**Task to complete:**
Name every type of wood mentioned in the forum thread below about buying smoking wood.

**Provided text:**

Ok applewood, wifes in the shower so i can tell you quickly where i get some apple chunks and they may have chips also.  True Value hardware, they have a number of different woodchips etc.  depending on your smoker one bag should last a while.  I bought a bag of mesquite and apple wood chunks two weeks ago and still have half of each after smoking 40 kilos of bacon.  My smoker isn't so efficient so i lose a lot of smoke right now but it is presently going through a modification to hopefully capture more of that sweet sweet flavor.  At present my products are only available directly from my wife, We can't seem to keep it in stock and we are charging 500 pesos for 500 grams.  I know it seems a little criminal but they are going crazy over it and i have to keep it at that price just to be able to provide enough for those who want it.  I am also doing smoked salmon, its a little different for the local taste here, they aren't sure what to do with it really, You can text me if you like my number is 09083680430, if you really want to try some of the bacon i can have my wife set aside a bag for you or two.  She is a hearing officer at LTO on east avenue and you could just stop by and pick it up there.  She should have about 20 kilos on friday.  but whatever you do if you meet her, don't tell her i told you were to get the chips.  As for them running out, i saw a post online dated 2009 stating that was where someone was getting their chips so i checked it out, so for the last three years it seems they are resupplying the shelves and the price is pretty reasonable compared to having it shipped.  Enjoy the holidays and let me know if you need anything.


----------



## smokensweet

Did you get your hands on any applewood?  hope you were able to get some for the holidays and have a wonderful holiday season.


----------



## applewood76

Smokensweet, thank you so much for the info. I was actually getting my chunks from the same hardware but I was trying to find chunks from suppliers selling it out at a lower price. Last week I was trying to find apple wood from the hardware but no luck that time. I passed by this weedend, and good lord there was some available. Anyway, I will try to pass by and try out your product if I get to have time to go to Manila. I am currently in the province right now for work purposes. I hope you have a wonderful holiday season too!


----------



## rtbbq2

Welcome..............
	

	
	
		
		



		
		
	


	





Sounds like your business is doing well....


----------



## smokensweet

ahh ok apple, as for chunk prices, i doubt you will find much cheaper here especially for applewood unless you happen to find some local fruit grower with some down trees.  but i don't think they grow here, i have heard crabapple is similar but i don't know, i haven't tried it, i usually use a blend of woods when smoking anyway because they all give such different characteristics.  good luck, keep my number and let me know when you're back in town.

**Data records:**
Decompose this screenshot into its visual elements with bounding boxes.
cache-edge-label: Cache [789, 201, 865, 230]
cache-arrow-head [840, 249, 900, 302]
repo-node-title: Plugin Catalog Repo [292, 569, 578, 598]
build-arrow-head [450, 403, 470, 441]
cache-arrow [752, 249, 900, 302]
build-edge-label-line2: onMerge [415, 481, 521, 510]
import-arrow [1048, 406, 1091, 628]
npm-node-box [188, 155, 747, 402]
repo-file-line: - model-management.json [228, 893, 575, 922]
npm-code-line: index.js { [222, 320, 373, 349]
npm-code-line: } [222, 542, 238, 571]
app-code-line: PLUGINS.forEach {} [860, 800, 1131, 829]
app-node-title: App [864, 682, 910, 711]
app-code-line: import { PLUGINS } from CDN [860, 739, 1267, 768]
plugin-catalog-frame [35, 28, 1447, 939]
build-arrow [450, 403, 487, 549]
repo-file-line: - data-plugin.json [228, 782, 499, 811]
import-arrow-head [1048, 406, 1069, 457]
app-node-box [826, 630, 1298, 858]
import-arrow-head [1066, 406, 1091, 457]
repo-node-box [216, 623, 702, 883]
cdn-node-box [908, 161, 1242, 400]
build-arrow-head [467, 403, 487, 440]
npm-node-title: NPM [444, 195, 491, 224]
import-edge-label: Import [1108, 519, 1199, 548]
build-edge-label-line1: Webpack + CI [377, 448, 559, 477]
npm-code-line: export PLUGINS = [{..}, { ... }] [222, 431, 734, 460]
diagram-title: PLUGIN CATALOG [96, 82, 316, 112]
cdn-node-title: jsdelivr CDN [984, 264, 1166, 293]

**Response to this exercise:**
Apple, mesquite, crabapple